- _Aim of the task_:
Filter the items below, keeping every line that contains the string "Pattern".

Stored data:
* * *

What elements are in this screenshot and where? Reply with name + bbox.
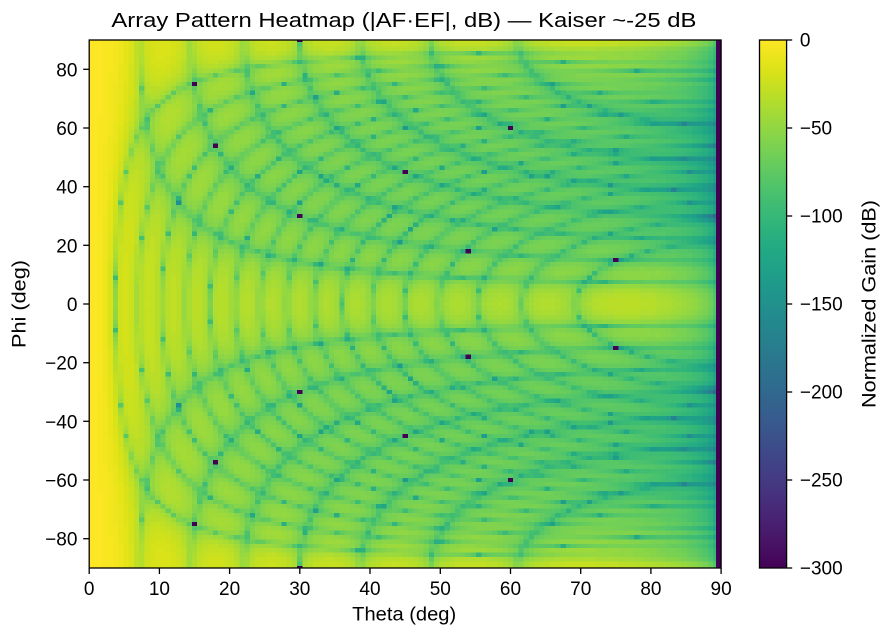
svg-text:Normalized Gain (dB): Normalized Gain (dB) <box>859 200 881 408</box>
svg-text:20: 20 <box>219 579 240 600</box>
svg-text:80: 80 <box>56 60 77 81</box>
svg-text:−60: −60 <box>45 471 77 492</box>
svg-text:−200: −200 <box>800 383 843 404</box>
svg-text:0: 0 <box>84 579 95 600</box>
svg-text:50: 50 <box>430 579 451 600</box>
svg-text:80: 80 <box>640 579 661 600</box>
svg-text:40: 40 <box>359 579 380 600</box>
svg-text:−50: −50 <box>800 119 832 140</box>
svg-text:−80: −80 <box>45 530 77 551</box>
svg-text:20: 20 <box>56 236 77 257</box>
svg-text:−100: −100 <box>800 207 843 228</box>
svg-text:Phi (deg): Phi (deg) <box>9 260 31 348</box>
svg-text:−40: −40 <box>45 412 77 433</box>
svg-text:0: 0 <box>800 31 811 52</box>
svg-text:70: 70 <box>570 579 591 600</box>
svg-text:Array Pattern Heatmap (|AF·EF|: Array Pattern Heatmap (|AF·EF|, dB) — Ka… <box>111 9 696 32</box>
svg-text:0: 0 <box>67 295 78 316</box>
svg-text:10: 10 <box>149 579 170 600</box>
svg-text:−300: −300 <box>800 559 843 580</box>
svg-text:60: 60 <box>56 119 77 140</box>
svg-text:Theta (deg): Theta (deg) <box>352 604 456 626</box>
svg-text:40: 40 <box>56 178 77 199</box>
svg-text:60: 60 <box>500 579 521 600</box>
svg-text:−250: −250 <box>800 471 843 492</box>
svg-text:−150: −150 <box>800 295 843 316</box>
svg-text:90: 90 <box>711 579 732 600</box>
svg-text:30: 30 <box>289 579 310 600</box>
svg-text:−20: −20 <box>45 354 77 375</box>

* * *

- _Response to the exercise_:
svg-text:Array Pattern Heatmap (|AF·EF|: Array Pattern Heatmap (|AF·EF|, dB) — Ka… <box>111 9 696 32</box>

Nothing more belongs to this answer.